→ What this task involves:
Each line that follows is to be retyped exactly.

(Extracted data entries)

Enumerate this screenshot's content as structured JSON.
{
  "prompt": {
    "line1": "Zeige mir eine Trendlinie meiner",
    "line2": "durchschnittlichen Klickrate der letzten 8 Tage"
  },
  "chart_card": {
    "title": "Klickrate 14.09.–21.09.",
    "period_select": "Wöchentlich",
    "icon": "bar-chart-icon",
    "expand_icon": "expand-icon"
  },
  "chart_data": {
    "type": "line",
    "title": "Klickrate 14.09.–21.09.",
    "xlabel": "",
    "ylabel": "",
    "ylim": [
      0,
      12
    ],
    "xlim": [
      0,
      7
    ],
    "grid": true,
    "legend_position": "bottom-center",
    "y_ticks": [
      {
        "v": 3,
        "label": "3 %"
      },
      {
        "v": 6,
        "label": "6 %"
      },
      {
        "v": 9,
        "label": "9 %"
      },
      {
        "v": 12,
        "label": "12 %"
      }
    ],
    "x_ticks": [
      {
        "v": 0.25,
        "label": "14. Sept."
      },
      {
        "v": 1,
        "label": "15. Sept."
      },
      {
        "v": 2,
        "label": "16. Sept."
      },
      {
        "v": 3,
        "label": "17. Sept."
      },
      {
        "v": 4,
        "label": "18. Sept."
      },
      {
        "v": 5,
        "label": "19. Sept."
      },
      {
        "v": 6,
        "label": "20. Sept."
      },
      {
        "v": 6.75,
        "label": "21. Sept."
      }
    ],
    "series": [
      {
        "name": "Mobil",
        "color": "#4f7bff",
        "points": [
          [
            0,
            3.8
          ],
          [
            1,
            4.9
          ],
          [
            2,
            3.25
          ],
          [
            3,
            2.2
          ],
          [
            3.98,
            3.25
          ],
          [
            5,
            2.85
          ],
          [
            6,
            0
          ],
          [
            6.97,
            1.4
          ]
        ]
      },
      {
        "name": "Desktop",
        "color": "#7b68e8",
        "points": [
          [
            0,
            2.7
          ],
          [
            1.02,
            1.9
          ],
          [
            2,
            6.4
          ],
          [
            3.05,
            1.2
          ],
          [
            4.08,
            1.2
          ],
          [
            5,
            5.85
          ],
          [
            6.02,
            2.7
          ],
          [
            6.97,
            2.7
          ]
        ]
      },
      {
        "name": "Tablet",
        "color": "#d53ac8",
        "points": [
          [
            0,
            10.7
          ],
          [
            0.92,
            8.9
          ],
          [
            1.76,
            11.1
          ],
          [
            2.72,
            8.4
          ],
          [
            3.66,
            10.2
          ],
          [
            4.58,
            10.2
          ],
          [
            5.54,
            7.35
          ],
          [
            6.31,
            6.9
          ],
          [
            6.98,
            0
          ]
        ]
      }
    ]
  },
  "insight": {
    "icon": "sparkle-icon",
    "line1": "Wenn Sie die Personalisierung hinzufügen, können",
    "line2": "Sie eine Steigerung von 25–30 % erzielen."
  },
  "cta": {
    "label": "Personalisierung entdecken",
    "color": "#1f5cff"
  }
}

→ Right answer:
Enumerate this screenshot's content as structured JSON.
{
  "prompt": {
    "line1": "Zeige mir eine Trendlinie meiner",
    "line2": "durchschnittlichen Klickrate der letzten 8 Tage"
  },
  "chart_card": {
    "title": "Klickrate 14.09.–21.09.",
    "period_select": "Wöchentlich",
    "icon": "bar-chart-icon",
    "expand_icon": "expand-icon"
  },
  "chart_data": {
    "type": "line",
    "title": "Klickrate 14.09.–21.09.",
    "xlabel": "",
    "ylabel": "",
    "ylim": [
      0,
      12
    ],
    "xlim": [
      0,
      7
    ],
    "grid": true,
    "legend_position": "bottom-center",
    "y_ticks": [
      {
        "v": 3,
        "label": "3 %"
      },
      {
        "v": 6,
        "label": "6 %"
      },
      {
        "v": 9,
        "label": "9 %"
      },
      {
        "v": 12,
        "label": "12 %"
      }
    ],
    "x_ticks": [
      {
        "v": 0.25,
        "label": "14. Sept."
      },
      {
        "v": 1,
        "label": "15. Sept."
      },
      {
        "v": 2,
        "label": "16. Sept."
      },
      {
        "v": 3,
        "label": "17. Sept."
      },
      {
        "v": 4,
        "label": "18. Sept."
      },
      {
        "v": 5,
        "label": "19. Sept."
      },
      {
        "v": 6,
        "label": "20. Sept."
      },
      {
        "v": 6.75,
        "label": "21. Sept."
      }
    ],
    "series": [
      {
        "name": "Mobil",
        "color": "#4f7bff",
        "points": [
          [
            0,
            3.8
          ],
          [
            1,
            4.9
          ],
          [
            2,
            3.25
          ],
          [
            3,
            2.2
          ],
          [
            3.98,
            3.25
          ],
          [
            5,
            2.85
          ],
          [
            6,
            0
          ],
          [
            6.97,
            1.4
          ]
        ]
      },
      {
        "name": "Desktop",
        "color": "#7b68e8",
        "points": [
          [
            0,
            2.7
          ],
          [
            1.02,
            1.9
          ],
          [
            2,
            6.4
          ],
          [
            3.05,
            1.2
          ],
          [
            4.08,
            1.2
          ],
          [
            5,
            5.85
          ],
          [
            6.02,
            2.7
          ],
          [
            6.97,
            2.7
          ]
        ]
      },
      {
        "name": "Tablet",
        "color": "#d53ac8",
        "points": [
          [
            0,
            10.7
          ],
          [
            0.92,
            8.9
          ],
          [
            1.76,
            11.1
          ],
          [
            2.72,
            8.4
          ],
          [
            3.66,
            10.2
          ],
          [
            4.58,
            10.2
          ],
          [
            5.54,
            7.35
          ],
          [
            6.31,
            6.9
          ],
          [
            6.98,
            0
          ]
        ]
      }
    ]
  },
  "insight": {
    "icon": "sparkle-icon",
    "line1": "Wenn Sie die Personalisierung hinzufügen, können",
    "line2": "Sie eine Steigerung von 25–30 % erzielen."
  },
  "cta": {
    "label": "Personalisierung entdecken",
    "color": "#1f5cff"
  }
}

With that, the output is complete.